## begin

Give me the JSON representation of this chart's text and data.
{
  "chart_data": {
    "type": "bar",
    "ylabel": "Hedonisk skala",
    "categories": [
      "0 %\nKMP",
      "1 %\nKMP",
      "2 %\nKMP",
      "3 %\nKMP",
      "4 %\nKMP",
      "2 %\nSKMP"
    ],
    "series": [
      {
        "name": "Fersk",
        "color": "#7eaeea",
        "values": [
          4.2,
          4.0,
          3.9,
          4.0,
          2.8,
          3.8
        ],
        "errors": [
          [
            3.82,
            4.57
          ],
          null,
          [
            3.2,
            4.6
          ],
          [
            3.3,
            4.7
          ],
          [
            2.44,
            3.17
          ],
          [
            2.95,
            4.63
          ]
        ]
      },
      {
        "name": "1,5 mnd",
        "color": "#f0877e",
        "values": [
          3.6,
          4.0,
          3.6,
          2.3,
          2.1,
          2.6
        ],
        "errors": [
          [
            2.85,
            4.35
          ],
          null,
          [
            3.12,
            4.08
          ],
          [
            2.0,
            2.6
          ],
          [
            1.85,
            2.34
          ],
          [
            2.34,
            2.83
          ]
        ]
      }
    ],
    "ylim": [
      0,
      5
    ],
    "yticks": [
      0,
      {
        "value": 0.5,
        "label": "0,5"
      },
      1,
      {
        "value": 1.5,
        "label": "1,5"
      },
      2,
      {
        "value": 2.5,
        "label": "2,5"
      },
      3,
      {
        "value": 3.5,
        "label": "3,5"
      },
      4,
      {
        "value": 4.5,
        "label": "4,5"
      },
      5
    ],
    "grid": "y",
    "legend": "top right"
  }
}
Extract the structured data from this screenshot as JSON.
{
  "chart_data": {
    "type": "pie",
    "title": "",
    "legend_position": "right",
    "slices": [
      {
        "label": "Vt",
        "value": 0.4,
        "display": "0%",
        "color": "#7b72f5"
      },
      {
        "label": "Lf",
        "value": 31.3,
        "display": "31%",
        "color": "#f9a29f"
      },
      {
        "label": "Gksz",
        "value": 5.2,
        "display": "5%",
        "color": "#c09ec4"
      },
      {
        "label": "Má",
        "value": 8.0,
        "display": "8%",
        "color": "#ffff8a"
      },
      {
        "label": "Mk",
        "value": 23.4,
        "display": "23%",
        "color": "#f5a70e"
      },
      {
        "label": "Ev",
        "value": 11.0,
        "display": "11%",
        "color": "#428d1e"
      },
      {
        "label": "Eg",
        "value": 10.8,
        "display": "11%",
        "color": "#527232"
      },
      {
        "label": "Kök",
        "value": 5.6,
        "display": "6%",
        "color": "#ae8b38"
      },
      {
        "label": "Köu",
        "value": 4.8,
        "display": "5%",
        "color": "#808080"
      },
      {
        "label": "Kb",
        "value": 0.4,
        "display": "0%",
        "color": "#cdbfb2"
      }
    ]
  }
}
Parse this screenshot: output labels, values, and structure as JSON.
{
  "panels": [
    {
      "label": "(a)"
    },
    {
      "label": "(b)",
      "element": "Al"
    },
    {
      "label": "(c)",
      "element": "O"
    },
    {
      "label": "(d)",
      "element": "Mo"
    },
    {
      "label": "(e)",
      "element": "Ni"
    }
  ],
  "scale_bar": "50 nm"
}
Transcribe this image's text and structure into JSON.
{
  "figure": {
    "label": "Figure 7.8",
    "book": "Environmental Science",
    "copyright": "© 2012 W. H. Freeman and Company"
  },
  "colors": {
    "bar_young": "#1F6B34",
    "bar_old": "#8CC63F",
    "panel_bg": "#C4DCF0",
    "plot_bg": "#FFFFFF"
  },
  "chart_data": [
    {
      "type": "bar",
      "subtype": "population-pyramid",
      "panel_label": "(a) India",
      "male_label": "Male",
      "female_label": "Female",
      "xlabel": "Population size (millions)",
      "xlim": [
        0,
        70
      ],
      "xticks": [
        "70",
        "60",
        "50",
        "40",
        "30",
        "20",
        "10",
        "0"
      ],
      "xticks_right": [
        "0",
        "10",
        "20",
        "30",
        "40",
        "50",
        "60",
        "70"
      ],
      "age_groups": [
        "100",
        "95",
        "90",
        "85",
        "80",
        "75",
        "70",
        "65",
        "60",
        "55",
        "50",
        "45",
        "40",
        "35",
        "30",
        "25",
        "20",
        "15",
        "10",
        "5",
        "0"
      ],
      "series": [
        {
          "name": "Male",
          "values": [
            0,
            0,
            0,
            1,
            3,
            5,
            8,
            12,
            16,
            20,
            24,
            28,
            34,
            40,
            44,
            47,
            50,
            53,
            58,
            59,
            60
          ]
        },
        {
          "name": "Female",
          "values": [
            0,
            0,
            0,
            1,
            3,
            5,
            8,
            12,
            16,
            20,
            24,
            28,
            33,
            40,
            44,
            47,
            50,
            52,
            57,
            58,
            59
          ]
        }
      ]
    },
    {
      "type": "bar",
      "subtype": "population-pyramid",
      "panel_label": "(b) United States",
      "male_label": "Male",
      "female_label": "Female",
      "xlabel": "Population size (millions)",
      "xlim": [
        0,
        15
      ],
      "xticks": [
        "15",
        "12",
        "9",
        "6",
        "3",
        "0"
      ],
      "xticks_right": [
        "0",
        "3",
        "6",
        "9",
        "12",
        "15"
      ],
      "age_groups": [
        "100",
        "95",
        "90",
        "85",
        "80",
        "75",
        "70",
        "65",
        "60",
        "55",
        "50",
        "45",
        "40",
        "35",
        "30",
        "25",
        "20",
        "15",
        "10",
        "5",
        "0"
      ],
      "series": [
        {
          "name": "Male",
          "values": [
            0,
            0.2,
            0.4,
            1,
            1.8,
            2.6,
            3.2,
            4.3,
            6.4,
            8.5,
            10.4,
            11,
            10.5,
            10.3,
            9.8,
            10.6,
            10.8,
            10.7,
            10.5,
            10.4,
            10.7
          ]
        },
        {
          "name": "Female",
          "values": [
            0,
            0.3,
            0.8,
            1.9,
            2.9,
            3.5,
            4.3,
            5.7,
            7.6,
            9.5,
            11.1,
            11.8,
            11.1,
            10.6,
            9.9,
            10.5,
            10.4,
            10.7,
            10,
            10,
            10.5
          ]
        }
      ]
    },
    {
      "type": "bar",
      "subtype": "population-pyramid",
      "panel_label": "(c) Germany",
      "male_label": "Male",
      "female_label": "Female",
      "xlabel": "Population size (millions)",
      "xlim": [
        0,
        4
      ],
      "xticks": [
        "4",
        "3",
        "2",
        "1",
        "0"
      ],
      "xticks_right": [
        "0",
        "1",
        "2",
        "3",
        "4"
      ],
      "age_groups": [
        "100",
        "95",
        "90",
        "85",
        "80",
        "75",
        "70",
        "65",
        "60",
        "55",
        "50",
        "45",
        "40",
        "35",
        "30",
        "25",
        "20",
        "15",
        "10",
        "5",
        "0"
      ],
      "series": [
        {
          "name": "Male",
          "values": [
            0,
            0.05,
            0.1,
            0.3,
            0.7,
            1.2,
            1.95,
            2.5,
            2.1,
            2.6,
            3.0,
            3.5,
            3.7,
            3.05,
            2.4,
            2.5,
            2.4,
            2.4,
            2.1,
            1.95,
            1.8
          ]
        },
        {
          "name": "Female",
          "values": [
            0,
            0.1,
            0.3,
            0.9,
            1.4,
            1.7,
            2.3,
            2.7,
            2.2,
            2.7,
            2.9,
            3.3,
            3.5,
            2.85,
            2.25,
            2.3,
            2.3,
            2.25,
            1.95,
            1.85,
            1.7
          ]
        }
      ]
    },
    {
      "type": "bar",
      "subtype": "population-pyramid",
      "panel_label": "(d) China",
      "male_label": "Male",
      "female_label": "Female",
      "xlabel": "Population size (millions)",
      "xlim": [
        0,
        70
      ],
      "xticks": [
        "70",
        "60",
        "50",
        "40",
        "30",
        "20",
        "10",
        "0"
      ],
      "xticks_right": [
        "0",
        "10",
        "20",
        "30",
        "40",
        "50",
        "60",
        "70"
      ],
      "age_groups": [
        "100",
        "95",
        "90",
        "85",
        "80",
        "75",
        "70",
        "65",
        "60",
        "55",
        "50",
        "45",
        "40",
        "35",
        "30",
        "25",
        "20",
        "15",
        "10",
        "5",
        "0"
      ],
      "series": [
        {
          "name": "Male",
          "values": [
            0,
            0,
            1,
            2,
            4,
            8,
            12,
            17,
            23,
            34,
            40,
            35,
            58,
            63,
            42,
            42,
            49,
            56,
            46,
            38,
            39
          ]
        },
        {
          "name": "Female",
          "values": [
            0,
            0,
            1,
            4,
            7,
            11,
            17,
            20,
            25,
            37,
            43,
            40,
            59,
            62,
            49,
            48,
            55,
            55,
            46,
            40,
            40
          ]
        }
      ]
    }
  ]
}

## end

_What is expected_
Pick out and copy every line that contains the word "text".

_Finished exercise_
Give me the JSON representation of this chart's text and data.
Transcribe this image's text and structure into JSON.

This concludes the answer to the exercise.